▸ **Aim**:
Please find all lines in the data that hold the string "name" and copy them.

▸ **Task data**:
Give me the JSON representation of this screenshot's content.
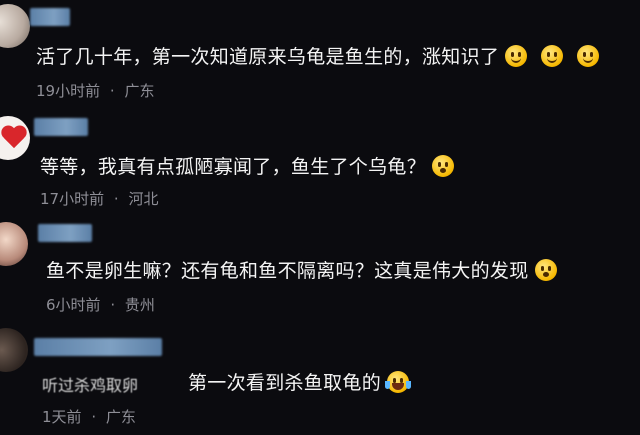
{
  "comments": [
    {
      "text": "活了几十年，第一次知道原来乌龟是鱼生的，涨知识了",
      "time": "19小时前",
      "location": "广东",
      "emojis": [
        "smile-emoji",
        "smile-emoji",
        "smile-emoji"
      ]
    },
    {
      "text": "等等，我真有点孤陋寡闻了，鱼生了个乌龟？",
      "time": "17小时前",
      "location": "河北",
      "emojis": [
        "surprised-emoji"
      ]
    },
    {
      "text": "鱼不是卵生嘛？还有龟和鱼不隔离吗？这真是伟大的发现",
      "time": "6小时前",
      "location": "贵州",
      "emojis": [
        "surprised-emoji"
      ]
    },
    {
      "prefix": "听过杀鸡取卵",
      "text": "第一次看到杀鱼取龟的",
      "time": "1天前",
      "location": "广东",
      "emojis": [
        "laugh-cry-emoji"
      ]
    }
  ],
  "separator": "·"
}
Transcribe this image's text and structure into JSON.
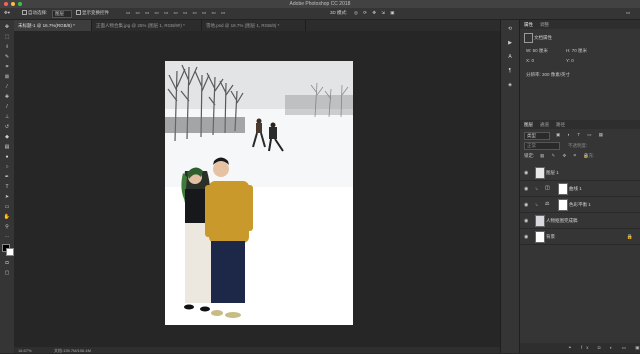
{
  "window": {
    "title": "Adobe Photoshop CC 2018",
    "traffic_lights": [
      "#fc605b",
      "#fdbc40",
      "#34c84a"
    ]
  },
  "options_bar": {
    "auto_select_label": "自动选择:",
    "auto_select_value": "图层",
    "show_transform_label": "显示变换控件",
    "mode_3d_label": "3D 模式:"
  },
  "tabs": [
    {
      "label": "未标题-1 @ 16.7%(RGB/8) *",
      "active": true
    },
    {
      "label": "正面人物合集.jpg @ 25% (图层 1, RGB/8#) *",
      "active": false
    },
    {
      "label": "雪地.psd @ 18.7% (图层 1, RGB/8) *",
      "active": false
    }
  ],
  "status": {
    "zoom": "16.67%",
    "doc_size": "文档:139.7M/106.4M"
  },
  "properties_panel": {
    "tabs": [
      "属性",
      "调整"
    ],
    "section_title": "文档属性",
    "width_label": "W: 60 厘米",
    "height_label": "H: 70 厘米",
    "x_label": "X: 0",
    "y_label": "Y: 0",
    "resolution": "分辨率: 300 像素/英寸"
  },
  "layers_panel": {
    "tabs": [
      "图层",
      "通道",
      "路径"
    ],
    "filter_kind": "类型",
    "blend_mode": "正常",
    "opacity_label": "不透明度:",
    "lock_label": "锁定:",
    "fill_label": "填充:",
    "layers": [
      {
        "name": "图层 1",
        "type": "image"
      },
      {
        "name": "曲线 1",
        "type": "curves"
      },
      {
        "name": "色彩平衡 1",
        "type": "balance"
      },
      {
        "name": "人物抠图完成稿",
        "type": "image"
      },
      {
        "name": "背景",
        "type": "background",
        "locked": true
      }
    ]
  },
  "icons": {
    "toolbox": [
      "move-icon",
      "marquee-icon",
      "lasso-icon",
      "quick-select-icon",
      "crop-icon",
      "eyedropper-icon",
      "healing-icon",
      "brush-icon",
      "stamp-icon",
      "history-brush-icon",
      "eraser-icon",
      "gradient-icon",
      "blur-icon",
      "dodge-icon",
      "pen-icon",
      "type-icon",
      "path-select-icon",
      "shape-icon",
      "hand-icon",
      "zoom-icon",
      "more-icon"
    ]
  }
}
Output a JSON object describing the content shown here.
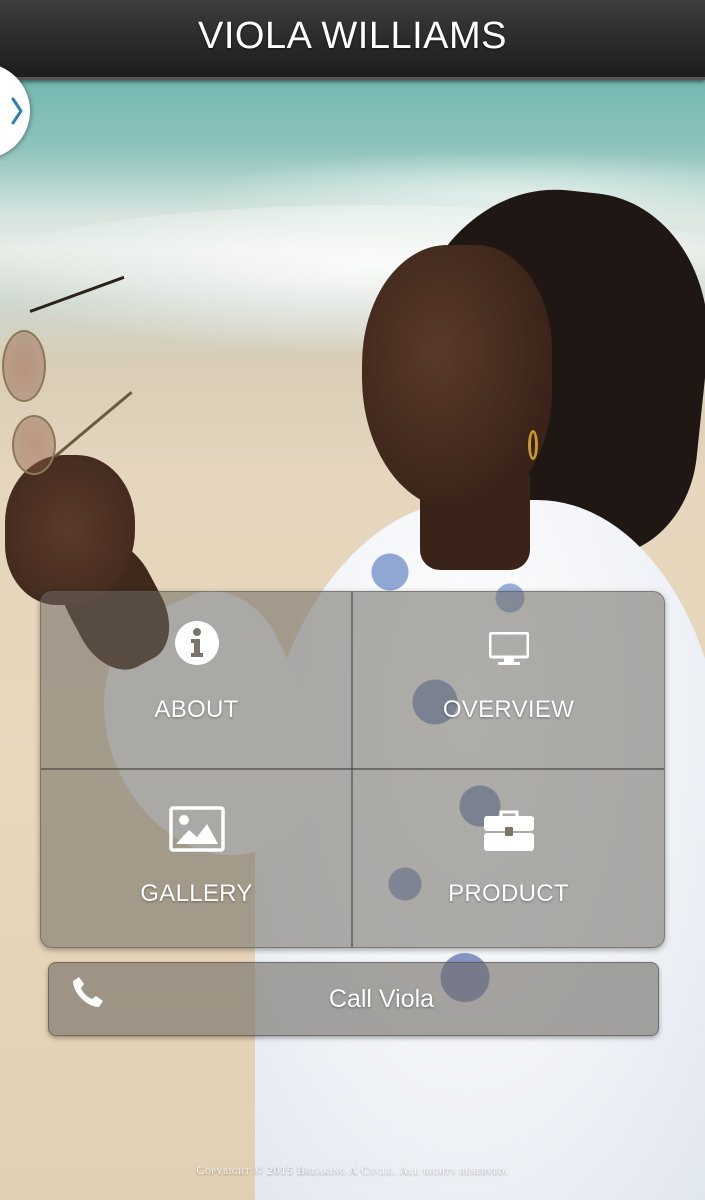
{
  "header": {
    "title": "VIOLA WILLIAMS"
  },
  "side_toggle": {
    "icon": "chevron-right-icon",
    "color": "#2f7fb5"
  },
  "tiles": [
    {
      "label": "ABOUT",
      "icon": "info-circle-icon"
    },
    {
      "label": "OVERVIEW",
      "icon": "desktop-icon"
    },
    {
      "label": "GALLERY",
      "icon": "image-icon"
    },
    {
      "label": "PRODUCT",
      "icon": "briefcase-icon"
    }
  ],
  "call": {
    "label": "Call Viola",
    "icon": "phone-icon"
  },
  "footer": {
    "copyright": "Copyright © 2015 Breaking A Cycle. All rights reserved."
  },
  "colors": {
    "header_bg": "#2a2a2a",
    "tile_overlay": "rgba(110,105,98,0.55)",
    "text": "#ffffff"
  }
}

▸ **Correct output**:
        "name": "图层 1",
        "name": "曲线 1",
        "name": "色彩平衡 1",
        "name": "人物抠图完成稿",
        "name": "背景",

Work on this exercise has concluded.